▶ **Set exercise**
Provide only the number of lines in the records below that include "ledna".
##### Data entries #####
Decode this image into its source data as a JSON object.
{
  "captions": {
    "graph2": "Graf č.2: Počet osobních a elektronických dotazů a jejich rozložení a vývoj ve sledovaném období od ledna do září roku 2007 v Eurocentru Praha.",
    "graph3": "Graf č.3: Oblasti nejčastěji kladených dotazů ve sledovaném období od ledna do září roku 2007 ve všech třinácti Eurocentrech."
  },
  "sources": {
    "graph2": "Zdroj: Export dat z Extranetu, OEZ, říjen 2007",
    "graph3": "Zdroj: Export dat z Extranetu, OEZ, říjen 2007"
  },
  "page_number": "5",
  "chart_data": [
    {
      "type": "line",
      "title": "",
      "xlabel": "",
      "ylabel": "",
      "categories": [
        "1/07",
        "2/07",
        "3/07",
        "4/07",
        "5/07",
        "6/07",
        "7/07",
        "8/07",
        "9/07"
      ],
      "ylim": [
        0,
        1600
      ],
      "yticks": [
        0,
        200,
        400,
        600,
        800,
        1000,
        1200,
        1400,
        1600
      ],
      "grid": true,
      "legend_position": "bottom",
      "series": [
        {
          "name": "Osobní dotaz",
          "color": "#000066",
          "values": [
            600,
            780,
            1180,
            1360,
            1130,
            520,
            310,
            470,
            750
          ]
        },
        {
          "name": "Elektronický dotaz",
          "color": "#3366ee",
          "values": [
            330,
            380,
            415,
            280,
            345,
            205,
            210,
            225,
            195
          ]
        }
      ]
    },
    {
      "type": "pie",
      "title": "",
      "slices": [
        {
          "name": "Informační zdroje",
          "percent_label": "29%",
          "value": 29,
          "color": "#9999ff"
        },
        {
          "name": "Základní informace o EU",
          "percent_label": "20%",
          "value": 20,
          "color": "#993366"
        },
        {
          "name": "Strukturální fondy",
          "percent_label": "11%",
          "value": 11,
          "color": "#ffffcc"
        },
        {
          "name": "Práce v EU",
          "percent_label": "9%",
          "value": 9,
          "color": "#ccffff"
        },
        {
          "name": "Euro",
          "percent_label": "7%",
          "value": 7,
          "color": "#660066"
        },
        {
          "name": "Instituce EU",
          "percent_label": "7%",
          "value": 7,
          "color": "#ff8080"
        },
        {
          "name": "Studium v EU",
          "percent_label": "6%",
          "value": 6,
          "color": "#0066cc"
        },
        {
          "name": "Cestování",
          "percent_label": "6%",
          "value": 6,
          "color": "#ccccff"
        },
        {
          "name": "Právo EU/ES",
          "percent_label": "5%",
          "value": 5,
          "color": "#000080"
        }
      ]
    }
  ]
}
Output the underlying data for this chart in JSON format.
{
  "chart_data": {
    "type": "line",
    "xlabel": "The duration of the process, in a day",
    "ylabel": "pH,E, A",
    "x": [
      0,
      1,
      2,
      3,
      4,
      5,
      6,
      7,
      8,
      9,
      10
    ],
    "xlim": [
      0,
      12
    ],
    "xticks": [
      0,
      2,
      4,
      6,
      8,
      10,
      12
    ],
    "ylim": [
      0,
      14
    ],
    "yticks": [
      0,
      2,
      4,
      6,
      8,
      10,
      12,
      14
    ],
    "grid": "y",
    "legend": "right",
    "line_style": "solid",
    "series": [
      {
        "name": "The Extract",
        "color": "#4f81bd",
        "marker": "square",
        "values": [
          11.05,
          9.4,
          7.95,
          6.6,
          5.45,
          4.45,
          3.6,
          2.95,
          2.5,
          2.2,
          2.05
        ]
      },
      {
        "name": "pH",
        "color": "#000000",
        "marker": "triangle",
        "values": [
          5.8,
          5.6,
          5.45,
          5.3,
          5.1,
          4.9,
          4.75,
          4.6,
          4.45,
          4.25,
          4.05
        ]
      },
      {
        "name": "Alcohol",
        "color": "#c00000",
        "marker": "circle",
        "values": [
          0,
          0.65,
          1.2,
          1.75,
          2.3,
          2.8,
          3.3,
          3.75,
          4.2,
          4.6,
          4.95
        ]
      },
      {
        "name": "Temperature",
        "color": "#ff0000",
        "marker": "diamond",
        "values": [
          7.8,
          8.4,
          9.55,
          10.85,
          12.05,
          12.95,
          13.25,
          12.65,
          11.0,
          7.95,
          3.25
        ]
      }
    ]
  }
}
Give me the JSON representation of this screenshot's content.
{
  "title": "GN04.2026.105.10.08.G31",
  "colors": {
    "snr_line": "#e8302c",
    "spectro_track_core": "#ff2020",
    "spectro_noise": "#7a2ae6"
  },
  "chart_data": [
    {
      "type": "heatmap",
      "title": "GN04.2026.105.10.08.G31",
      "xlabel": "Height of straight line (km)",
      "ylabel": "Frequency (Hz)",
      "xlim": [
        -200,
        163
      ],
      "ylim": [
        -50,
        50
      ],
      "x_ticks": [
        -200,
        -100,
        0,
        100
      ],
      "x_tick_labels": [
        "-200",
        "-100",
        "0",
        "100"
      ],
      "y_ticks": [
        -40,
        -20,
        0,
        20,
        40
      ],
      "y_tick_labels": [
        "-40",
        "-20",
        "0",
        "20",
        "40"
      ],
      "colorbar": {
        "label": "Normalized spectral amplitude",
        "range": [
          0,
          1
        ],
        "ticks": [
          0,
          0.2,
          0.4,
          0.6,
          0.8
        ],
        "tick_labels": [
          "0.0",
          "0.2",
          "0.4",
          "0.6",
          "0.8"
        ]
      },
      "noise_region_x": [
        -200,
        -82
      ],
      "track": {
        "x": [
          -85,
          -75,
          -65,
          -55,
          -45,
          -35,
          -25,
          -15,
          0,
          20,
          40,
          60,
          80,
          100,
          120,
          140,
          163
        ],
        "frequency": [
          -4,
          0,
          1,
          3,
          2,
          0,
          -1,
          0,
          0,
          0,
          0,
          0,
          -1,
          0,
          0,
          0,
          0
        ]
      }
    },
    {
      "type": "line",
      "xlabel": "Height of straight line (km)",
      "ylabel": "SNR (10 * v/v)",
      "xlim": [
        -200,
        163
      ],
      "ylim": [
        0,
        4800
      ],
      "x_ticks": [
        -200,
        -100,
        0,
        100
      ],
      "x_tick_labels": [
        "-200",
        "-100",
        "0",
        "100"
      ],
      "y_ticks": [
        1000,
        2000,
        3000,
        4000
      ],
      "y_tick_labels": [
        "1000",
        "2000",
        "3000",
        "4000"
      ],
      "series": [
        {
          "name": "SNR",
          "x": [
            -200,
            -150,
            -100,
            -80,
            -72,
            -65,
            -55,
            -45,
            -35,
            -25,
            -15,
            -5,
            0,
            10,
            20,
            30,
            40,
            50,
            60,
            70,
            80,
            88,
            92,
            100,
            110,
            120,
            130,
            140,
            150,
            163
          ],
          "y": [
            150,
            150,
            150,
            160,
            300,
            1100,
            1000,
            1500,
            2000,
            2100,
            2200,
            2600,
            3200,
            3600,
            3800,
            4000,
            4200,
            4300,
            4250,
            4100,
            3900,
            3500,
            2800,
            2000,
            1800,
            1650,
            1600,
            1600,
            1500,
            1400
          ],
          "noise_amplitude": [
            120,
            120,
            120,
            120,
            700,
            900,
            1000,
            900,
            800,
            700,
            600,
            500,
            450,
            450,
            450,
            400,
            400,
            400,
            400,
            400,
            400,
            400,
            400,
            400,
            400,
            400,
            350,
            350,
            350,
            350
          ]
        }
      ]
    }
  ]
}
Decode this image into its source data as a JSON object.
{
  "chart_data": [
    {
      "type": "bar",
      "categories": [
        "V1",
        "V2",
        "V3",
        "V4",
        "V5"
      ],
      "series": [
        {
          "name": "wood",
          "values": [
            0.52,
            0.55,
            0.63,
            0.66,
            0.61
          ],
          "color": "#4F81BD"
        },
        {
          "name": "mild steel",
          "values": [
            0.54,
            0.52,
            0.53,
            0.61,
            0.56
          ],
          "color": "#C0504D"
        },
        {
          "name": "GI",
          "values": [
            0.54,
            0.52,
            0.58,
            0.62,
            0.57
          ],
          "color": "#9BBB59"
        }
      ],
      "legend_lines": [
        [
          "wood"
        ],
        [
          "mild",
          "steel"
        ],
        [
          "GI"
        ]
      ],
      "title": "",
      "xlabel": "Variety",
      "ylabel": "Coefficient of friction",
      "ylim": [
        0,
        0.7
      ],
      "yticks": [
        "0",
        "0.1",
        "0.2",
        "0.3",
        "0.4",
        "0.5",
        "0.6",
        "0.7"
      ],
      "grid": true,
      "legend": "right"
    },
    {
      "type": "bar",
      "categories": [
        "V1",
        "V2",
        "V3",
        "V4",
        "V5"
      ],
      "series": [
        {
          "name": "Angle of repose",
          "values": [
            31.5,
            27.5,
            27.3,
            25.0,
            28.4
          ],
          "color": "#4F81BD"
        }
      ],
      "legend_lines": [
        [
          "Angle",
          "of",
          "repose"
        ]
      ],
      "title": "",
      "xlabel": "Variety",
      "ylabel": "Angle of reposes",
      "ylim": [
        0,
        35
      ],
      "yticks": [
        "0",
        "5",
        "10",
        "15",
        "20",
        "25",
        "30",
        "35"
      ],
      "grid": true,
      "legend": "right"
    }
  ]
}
#####
▶ **Exercise solution**
2